- _DATASET ROWS_
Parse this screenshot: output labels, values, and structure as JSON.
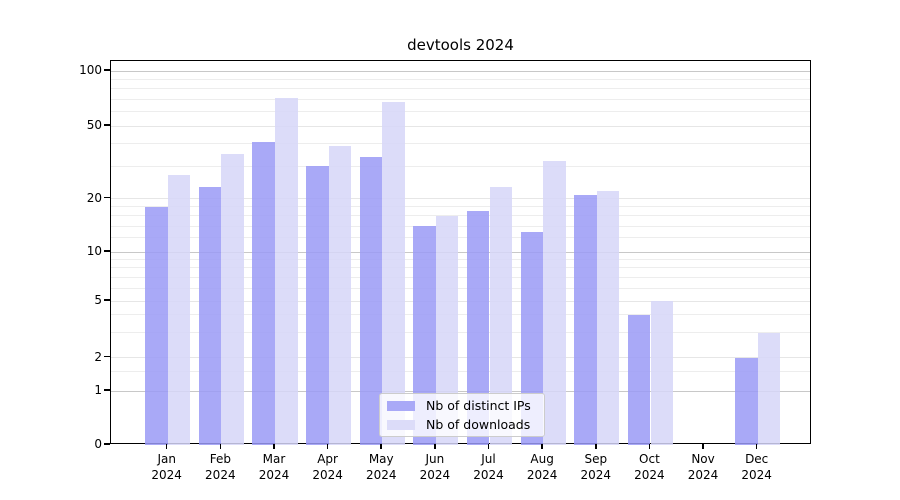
{
  "title": "devtools 2024",
  "chart_data": {
    "type": "bar",
    "title": "devtools 2024",
    "year": "2024",
    "categories": [
      "Jan 2024",
      "Feb 2024",
      "Mar 2024",
      "Apr 2024",
      "May 2024",
      "Jun 2024",
      "Jul 2024",
      "Aug 2024",
      "Sep 2024",
      "Oct 2024",
      "Nov 2024",
      "Dec 2024"
    ],
    "series": [
      {
        "name": "Nb of distinct IPs",
        "color": "#a9a9f7",
        "fill": "rgba(154,154,246,0.85)",
        "values": [
          18,
          23,
          41,
          30,
          34,
          14,
          17,
          13,
          21,
          4,
          0,
          2
        ]
      },
      {
        "name": "Nb of downloads",
        "color": "#dcdcf9",
        "fill": "rgba(214,214,248,0.85)",
        "values": [
          27,
          35,
          71,
          39,
          68,
          16,
          23,
          32,
          22,
          5,
          0,
          3
        ]
      }
    ],
    "xlabel": "",
    "ylabel": "",
    "yticks": [
      0,
      1,
      2,
      5,
      10,
      20,
      50,
      100
    ],
    "minor_grid_values": [
      1.5,
      3,
      4,
      6,
      7,
      8,
      9,
      12,
      14,
      16,
      18,
      30,
      40,
      60,
      70,
      80,
      90
    ],
    "mid_grid_values": [
      2,
      5,
      20,
      50
    ],
    "major_grid_values": [
      1,
      10,
      100
    ],
    "scale": "quasi-log (symlog-like, linear below 1)",
    "ylim": [
      0,
      113
    ],
    "grid": true,
    "legend_position": "lower center",
    "grid_major_color": "#c8c8c8",
    "grid_minor_color": "#ededed"
  }
}
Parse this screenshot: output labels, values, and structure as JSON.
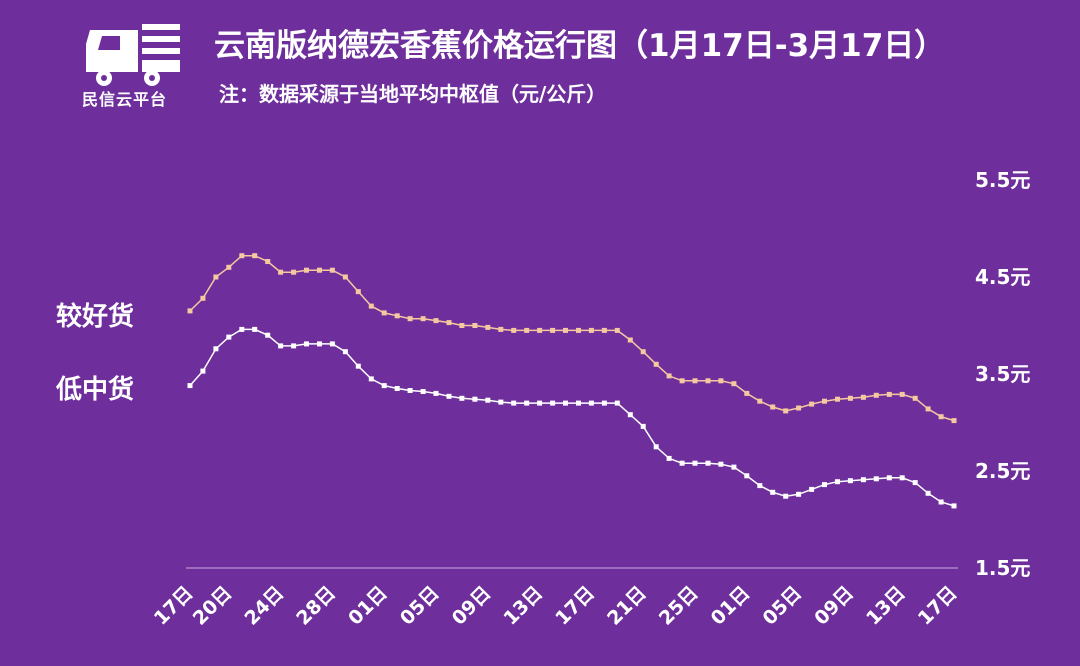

- _EXERCISE DESCRIPTION_
Copy the listing exactly. Any image in it stays out of the copy.

- _OUTPUT FOR THIS EXERCISE_
Parse this screenshot: output labels, values, and structure as JSON.
{
  "title": "devtools 2024",
  "chart_data": {
    "type": "bar",
    "title": "devtools 2024",
    "year": "2024",
    "categories": [
      "Jan 2024",
      "Feb 2024",
      "Mar 2024",
      "Apr 2024",
      "May 2024",
      "Jun 2024",
      "Jul 2024",
      "Aug 2024",
      "Sep 2024",
      "Oct 2024",
      "Nov 2024",
      "Dec 2024"
    ],
    "series": [
      {
        "name": "Nb of distinct IPs",
        "color": "#a9a9f7",
        "fill": "rgba(154,154,246,0.85)",
        "values": [
          18,
          23,
          41,
          30,
          34,
          14,
          17,
          13,
          21,
          4,
          0,
          2
        ]
      },
      {
        "name": "Nb of downloads",
        "color": "#dcdcf9",
        "fill": "rgba(214,214,248,0.85)",
        "values": [
          27,
          35,
          71,
          39,
          68,
          16,
          23,
          32,
          22,
          5,
          0,
          3
        ]
      }
    ],
    "xlabel": "",
    "ylabel": "",
    "yticks": [
      0,
      1,
      2,
      5,
      10,
      20,
      50,
      100
    ],
    "minor_grid_values": [
      1.5,
      3,
      4,
      6,
      7,
      8,
      9,
      12,
      14,
      16,
      18,
      30,
      40,
      60,
      70,
      80,
      90
    ],
    "mid_grid_values": [
      2,
      5,
      20,
      50
    ],
    "major_grid_values": [
      1,
      10,
      100
    ],
    "scale": "quasi-log (symlog-like, linear below 1)",
    "ylim": [
      0,
      113
    ],
    "grid": true,
    "legend_position": "lower center",
    "grid_major_color": "#c8c8c8",
    "grid_minor_color": "#ededed"
  }
}
Parse this screenshot: output labels, values, and structure as JSON.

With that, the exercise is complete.